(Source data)

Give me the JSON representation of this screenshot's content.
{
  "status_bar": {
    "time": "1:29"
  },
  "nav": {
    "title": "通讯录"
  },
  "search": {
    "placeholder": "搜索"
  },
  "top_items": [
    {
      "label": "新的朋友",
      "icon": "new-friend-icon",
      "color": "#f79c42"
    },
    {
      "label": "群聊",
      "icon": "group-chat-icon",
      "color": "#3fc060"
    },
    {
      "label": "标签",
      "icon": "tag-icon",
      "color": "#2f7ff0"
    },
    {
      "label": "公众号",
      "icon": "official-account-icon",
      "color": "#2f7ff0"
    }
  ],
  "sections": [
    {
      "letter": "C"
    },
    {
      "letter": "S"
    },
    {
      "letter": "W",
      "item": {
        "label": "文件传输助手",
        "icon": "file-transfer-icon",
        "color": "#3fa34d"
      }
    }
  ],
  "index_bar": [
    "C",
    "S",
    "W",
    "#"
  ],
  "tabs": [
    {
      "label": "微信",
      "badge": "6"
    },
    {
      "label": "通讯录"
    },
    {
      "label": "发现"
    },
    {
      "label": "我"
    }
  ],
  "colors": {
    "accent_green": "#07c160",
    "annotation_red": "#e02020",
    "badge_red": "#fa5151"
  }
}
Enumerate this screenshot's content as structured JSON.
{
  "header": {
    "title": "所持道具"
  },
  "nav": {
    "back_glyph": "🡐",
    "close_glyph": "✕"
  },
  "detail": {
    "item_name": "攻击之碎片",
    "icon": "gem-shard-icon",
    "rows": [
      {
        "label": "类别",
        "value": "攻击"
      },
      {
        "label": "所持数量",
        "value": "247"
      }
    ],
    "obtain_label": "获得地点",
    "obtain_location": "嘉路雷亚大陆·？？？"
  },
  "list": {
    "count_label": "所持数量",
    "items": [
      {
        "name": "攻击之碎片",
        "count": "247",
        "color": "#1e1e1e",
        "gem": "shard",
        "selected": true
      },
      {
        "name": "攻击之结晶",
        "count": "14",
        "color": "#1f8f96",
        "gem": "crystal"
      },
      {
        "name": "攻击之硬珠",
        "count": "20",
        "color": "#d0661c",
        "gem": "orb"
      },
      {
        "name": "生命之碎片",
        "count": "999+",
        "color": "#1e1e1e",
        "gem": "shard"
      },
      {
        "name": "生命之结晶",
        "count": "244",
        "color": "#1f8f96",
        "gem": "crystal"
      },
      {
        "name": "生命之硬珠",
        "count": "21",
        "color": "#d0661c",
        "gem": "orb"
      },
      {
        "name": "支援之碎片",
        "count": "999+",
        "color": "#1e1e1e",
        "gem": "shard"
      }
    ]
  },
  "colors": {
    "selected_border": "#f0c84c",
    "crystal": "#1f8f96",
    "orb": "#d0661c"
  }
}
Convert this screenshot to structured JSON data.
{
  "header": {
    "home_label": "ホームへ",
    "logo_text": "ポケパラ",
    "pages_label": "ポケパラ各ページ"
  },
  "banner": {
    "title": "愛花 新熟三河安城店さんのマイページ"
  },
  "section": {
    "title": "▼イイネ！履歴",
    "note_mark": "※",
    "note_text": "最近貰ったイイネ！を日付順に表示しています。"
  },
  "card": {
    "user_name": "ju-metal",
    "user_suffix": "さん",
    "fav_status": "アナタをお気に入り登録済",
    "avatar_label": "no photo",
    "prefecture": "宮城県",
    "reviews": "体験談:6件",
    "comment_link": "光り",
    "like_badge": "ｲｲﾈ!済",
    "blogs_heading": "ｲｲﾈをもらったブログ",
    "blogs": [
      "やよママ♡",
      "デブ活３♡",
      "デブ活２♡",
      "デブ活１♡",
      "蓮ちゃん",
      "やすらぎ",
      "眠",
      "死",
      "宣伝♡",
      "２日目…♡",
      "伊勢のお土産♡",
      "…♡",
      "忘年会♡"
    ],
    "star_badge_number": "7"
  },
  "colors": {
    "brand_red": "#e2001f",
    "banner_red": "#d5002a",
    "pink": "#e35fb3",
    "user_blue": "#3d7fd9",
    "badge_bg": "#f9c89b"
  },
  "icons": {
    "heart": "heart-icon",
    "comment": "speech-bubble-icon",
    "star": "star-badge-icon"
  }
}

## Problem statement
Output the entries exactly.

## Answer to the problem
Give me the JSON representation of this screenshot's content.
{
  "status_bar": {
    "time": "1:29"
  },
  "nav": {
    "title": "通讯录"
  },
  "search": {
    "placeholder": "搜索"
  },
  "top_items": [
    {
      "label": "新的朋友",
      "icon": "new-friend-icon",
      "color": "#f79c42"
    },
    {
      "label": "群聊",
      "icon": "group-chat-icon",
      "color": "#3fc060"
    },
    {
      "label": "标签",
      "icon": "tag-icon",
      "color": "#2f7ff0"
    },
    {
      "label": "公众号",
      "icon": "official-account-icon",
      "color": "#2f7ff0"
    }
  ],
  "sections": [
    {
      "letter": "C"
    },
    {
      "letter": "S"
    },
    {
      "letter": "W",
      "item": {
        "label": "文件传输助手",
        "icon": "file-transfer-icon",
        "color": "#3fa34d"
      }
    }
  ],
  "index_bar": [
    "C",
    "S",
    "W",
    "#"
  ],
  "tabs": [
    {
      "label": "微信",
      "badge": "6"
    },
    {
      "label": "通讯录"
    },
    {
      "label": "发现"
    },
    {
      "label": "我"
    }
  ],
  "colors": {
    "accent_green": "#07c160",
    "annotation_red": "#e02020",
    "badge_red": "#fa5151"
  }
}
Enumerate this screenshot's content as structured JSON.
{
  "header": {
    "title": "所持道具"
  },
  "nav": {
    "back_glyph": "🡐",
    "close_glyph": "✕"
  },
  "detail": {
    "item_name": "攻击之碎片",
    "icon": "gem-shard-icon",
    "rows": [
      {
        "label": "类别",
        "value": "攻击"
      },
      {
        "label": "所持数量",
        "value": "247"
      }
    ],
    "obtain_label": "获得地点",
    "obtain_location": "嘉路雷亚大陆·？？？"
  },
  "list": {
    "count_label": "所持数量",
    "items": [
      {
        "name": "攻击之碎片",
        "count": "247",
        "color": "#1e1e1e",
        "gem": "shard",
        "selected": true
      },
      {
        "name": "攻击之结晶",
        "count": "14",
        "color": "#1f8f96",
        "gem": "crystal"
      },
      {
        "name": "攻击之硬珠",
        "count": "20",
        "color": "#d0661c",
        "gem": "orb"
      },
      {
        "name": "生命之碎片",
        "count": "999+",
        "color": "#1e1e1e",
        "gem": "shard"
      },
      {
        "name": "生命之结晶",
        "count": "244",
        "color": "#1f8f96",
        "gem": "crystal"
      },
      {
        "name": "生命之硬珠",
        "count": "21",
        "color": "#d0661c",
        "gem": "orb"
      },
      {
        "name": "支援之碎片",
        "count": "999+",
        "color": "#1e1e1e",
        "gem": "shard"
      }
    ]
  },
  "colors": {
    "selected_border": "#f0c84c",
    "crystal": "#1f8f96",
    "orb": "#d0661c"
  }
}
Convert this screenshot to structured JSON data.
{
  "header": {
    "home_label": "ホームへ",
    "logo_text": "ポケパラ",
    "pages_label": "ポケパラ各ページ"
  },
  "banner": {
    "title": "愛花 新熟三河安城店さんのマイページ"
  },
  "section": {
    "title": "▼イイネ！履歴",
    "note_mark": "※",
    "note_text": "最近貰ったイイネ！を日付順に表示しています。"
  },
  "card": {
    "user_name": "ju-metal",
    "user_suffix": "さん",
    "fav_status": "アナタをお気に入り登録済",
    "avatar_label": "no photo",
    "prefecture": "宮城県",
    "reviews": "体験談:6件",
    "comment_link": "光り",
    "like_badge": "ｲｲﾈ!済",
    "blogs_heading": "ｲｲﾈをもらったブログ",
    "blogs": [
      "やよママ♡",
      "デブ活３♡",
      "デブ活２♡",
      "デブ活１♡",
      "蓮ちゃん",
      "やすらぎ",
      "眠",
      "死",
      "宣伝♡",
      "２日目…♡",
      "伊勢のお土産♡",
      "…♡",
      "忘年会♡"
    ],
    "star_badge_number": "7"
  },
  "colors": {
    "brand_red": "#e2001f",
    "banner_red": "#d5002a",
    "pink": "#e35fb3",
    "user_blue": "#3d7fd9",
    "badge_bg": "#f9c89b"
  },
  "icons": {
    "heart": "heart-icon",
    "comment": "speech-bubble-icon",
    "star": "star-badge-icon"
  }
}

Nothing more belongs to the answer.